(RECORDS FOR THE TASK)
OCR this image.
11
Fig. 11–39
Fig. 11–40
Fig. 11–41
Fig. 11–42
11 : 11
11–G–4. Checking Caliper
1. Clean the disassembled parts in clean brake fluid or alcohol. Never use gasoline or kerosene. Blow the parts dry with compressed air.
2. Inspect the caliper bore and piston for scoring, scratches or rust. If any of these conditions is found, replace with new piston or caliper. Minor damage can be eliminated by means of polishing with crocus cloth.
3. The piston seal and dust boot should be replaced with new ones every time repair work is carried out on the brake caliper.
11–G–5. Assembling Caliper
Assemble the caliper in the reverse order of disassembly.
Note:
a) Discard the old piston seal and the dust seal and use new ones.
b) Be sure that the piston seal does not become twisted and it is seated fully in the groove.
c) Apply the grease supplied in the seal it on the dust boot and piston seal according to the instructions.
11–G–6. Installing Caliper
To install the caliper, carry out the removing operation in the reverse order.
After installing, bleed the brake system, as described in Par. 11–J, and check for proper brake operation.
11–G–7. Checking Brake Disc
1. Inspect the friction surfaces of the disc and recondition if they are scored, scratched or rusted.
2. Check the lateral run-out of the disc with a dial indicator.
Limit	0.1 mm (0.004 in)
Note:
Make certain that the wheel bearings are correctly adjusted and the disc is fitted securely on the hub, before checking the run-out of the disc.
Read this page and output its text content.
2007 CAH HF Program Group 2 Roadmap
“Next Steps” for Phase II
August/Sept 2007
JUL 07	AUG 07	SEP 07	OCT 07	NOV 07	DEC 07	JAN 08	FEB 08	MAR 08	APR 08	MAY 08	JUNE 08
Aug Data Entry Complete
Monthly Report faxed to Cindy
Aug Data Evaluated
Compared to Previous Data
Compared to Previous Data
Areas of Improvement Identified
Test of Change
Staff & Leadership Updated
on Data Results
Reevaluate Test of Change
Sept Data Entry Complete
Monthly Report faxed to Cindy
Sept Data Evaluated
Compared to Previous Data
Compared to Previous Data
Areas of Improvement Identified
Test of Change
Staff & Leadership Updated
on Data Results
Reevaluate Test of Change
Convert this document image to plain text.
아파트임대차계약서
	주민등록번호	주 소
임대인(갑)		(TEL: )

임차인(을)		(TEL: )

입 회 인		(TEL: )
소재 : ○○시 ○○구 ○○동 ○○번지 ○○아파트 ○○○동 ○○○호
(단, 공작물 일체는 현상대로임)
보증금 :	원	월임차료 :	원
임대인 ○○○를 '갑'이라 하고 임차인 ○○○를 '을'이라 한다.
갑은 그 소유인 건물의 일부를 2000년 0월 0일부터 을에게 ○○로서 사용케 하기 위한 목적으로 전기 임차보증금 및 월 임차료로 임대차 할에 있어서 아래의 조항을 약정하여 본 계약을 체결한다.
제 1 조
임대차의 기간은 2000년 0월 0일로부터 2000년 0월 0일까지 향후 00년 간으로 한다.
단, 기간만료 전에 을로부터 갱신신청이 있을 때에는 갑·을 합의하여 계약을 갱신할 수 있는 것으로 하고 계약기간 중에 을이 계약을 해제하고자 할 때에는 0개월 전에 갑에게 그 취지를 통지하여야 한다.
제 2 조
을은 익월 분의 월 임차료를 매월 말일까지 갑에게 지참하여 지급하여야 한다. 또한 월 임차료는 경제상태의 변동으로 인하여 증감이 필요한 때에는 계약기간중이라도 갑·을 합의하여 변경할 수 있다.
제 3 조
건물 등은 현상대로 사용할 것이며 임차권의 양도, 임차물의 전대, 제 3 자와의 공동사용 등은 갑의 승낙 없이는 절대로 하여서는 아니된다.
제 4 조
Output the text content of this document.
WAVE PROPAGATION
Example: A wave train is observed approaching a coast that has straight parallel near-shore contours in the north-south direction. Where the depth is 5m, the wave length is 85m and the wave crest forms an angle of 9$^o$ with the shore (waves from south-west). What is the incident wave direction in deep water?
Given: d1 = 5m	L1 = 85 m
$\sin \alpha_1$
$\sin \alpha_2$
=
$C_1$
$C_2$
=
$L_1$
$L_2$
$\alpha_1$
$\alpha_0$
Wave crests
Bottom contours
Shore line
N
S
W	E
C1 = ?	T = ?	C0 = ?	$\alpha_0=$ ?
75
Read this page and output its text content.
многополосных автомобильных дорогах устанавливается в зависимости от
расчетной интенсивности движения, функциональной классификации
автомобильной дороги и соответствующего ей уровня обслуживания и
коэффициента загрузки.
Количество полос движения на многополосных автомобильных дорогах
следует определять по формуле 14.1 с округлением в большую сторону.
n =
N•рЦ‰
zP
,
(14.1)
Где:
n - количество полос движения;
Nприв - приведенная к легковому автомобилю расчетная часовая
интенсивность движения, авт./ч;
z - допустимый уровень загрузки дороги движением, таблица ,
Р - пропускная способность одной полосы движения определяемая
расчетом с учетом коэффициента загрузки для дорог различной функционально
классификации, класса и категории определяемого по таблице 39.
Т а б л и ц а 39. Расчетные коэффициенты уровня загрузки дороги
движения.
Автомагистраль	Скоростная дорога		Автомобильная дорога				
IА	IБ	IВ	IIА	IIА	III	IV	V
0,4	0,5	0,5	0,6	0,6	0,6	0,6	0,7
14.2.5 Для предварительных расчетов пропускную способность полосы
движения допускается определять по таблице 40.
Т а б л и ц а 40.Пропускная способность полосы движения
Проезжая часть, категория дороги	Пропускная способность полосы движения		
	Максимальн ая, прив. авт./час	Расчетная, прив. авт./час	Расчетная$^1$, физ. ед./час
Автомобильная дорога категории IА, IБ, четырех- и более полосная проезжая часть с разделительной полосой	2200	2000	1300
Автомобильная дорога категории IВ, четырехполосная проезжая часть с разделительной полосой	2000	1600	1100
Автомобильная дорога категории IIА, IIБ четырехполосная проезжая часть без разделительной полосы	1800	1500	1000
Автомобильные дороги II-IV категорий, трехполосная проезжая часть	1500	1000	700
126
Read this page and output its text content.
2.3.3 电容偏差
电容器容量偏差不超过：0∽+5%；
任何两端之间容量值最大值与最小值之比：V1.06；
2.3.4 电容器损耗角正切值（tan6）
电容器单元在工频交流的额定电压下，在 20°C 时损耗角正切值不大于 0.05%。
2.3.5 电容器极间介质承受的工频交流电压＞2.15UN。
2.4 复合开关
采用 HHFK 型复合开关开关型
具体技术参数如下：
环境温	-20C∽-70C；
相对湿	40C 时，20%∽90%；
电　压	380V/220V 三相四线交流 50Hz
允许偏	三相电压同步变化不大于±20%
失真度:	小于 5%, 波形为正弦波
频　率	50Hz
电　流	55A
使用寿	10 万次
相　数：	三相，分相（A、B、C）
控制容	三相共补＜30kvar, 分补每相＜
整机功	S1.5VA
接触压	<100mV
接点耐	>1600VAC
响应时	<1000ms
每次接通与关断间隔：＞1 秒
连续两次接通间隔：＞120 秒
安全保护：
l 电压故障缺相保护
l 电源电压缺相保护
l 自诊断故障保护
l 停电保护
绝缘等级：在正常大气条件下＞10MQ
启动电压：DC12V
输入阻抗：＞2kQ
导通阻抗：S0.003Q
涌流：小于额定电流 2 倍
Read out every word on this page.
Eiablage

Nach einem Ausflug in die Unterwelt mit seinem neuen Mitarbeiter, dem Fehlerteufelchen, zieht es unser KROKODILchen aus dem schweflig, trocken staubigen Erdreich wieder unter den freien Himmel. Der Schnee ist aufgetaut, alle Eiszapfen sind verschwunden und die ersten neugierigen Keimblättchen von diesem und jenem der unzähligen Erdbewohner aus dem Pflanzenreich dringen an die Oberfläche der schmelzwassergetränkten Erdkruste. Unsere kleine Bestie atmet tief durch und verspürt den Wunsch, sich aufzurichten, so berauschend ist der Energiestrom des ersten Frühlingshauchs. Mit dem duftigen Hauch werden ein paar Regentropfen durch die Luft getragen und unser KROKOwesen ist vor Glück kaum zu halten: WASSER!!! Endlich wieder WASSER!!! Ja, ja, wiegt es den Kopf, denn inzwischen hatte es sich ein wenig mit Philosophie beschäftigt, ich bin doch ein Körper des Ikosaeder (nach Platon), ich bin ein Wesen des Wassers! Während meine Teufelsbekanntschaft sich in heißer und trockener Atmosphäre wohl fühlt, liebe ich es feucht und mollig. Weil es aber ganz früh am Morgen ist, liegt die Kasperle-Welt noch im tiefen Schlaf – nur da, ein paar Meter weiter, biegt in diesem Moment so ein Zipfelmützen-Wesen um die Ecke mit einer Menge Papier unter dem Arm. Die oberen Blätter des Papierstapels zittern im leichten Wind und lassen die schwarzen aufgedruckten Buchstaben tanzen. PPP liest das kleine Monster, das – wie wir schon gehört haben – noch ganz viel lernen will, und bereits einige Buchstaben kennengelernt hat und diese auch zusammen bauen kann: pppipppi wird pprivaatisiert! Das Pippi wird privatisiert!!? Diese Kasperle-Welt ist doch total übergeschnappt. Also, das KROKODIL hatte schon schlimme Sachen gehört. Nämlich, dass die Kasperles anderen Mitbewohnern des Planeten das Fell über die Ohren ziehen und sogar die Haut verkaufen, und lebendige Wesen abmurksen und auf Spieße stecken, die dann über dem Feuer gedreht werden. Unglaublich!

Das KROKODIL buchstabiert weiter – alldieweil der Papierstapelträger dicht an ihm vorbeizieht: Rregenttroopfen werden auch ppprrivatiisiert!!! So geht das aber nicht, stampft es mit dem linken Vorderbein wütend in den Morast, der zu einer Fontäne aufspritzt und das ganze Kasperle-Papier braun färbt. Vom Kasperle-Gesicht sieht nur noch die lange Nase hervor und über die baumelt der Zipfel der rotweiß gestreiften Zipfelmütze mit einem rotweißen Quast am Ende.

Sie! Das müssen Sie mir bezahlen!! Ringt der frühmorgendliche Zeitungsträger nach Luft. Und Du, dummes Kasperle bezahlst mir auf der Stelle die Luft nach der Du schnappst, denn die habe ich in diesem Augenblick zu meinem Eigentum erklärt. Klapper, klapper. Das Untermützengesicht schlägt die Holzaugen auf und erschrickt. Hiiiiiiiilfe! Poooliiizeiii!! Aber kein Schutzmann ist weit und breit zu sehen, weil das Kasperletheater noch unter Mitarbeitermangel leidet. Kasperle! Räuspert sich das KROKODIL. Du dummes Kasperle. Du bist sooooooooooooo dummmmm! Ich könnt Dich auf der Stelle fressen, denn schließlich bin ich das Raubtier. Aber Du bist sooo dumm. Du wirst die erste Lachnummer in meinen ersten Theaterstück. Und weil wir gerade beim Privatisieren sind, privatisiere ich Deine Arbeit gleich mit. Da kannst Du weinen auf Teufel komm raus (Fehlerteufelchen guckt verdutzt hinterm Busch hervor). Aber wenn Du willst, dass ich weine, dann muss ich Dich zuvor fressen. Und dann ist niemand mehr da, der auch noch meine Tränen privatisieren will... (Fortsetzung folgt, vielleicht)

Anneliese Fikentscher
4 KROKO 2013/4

(TASK INSTRUCTIONS) In the records above, locate each line with the word "document". Copy all such lines.

(THE RESULT)
Convert this document image to plain text.
Output the text content of this document.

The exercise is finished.